[Given request] Transcribe the full listing below exactly.

>> START Supplied material

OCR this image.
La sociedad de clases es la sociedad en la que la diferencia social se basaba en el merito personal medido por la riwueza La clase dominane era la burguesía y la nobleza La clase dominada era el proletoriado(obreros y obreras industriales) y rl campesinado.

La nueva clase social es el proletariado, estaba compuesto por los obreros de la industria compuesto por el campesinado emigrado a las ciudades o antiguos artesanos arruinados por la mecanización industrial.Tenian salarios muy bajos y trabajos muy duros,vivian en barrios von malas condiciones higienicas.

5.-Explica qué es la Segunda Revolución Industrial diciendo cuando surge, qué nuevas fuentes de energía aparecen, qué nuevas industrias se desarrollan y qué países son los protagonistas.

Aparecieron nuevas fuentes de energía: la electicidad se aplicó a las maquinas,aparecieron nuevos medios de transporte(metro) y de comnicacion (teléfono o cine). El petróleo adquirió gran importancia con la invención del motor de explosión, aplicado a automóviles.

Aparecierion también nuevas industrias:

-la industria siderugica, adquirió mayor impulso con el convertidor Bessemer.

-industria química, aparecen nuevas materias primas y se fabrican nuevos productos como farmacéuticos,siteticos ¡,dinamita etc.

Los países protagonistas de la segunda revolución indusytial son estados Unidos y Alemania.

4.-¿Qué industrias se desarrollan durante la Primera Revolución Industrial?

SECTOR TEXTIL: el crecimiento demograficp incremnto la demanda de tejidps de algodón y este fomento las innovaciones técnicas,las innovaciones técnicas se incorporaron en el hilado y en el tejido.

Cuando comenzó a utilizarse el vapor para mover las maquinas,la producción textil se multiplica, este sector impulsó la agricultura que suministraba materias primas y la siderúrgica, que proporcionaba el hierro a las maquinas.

>> END Supplied material

[Written response]
OCR this image.
La sociedad de clases es la sociedad en la que la diferencia social se basaba en el merito personal medido por la riwueza La clase dominane era la burguesía y la nobleza La clase dominada era el proletoriado(obreros y obreras industriales) y rl campesinado.

La nueva clase social es el proletariado, estaba compuesto por los obreros de la industria compuesto por el campesinado emigrado a las ciudades o antiguos artesanos arruinados por la mecanización industrial.Tenian salarios muy bajos y trabajos muy duros,vivian en barrios von malas condiciones higienicas.

5.-Explica qué es la Segunda Revolución Industrial diciendo cuando surge, qué nuevas fuentes de energía aparecen, qué nuevas industrias se desarrollan y qué países son los protagonistas.

Aparecieron nuevas fuentes de energía: la electicidad se aplicó a las maquinas,aparecieron nuevos medios de transporte(metro) y de comnicacion (teléfono o cine). El petróleo adquirió gran importancia con la invención del motor de explosión, aplicado a automóviles.

Aparecierion también nuevas industrias:

-la industria siderugica, adquirió mayor impulso con el convertidor Bessemer.

-industria química, aparecen nuevas materias primas y se fabrican nuevos productos como farmacéuticos,siteticos ¡,dinamita etc.

Los países protagonistas de la segunda revolución indusytial son estados Unidos y Alemania.

4.-¿Qué industrias se desarrollan durante la Primera Revolución Industrial?

SECTOR TEXTIL: el crecimiento demograficp incremnto la demanda de tejidps de algodón y este fomento las innovaciones técnicas,las innovaciones técnicas se incorporaron en el hilado y en el tejido.

Cuando comenzó a utilizarse el vapor para mover las maquinas,la producción textil se multiplica, este sector impulsó la agricultura que suministraba materias primas y la siderúrgica, que proporcionaba el hierro a las maquinas.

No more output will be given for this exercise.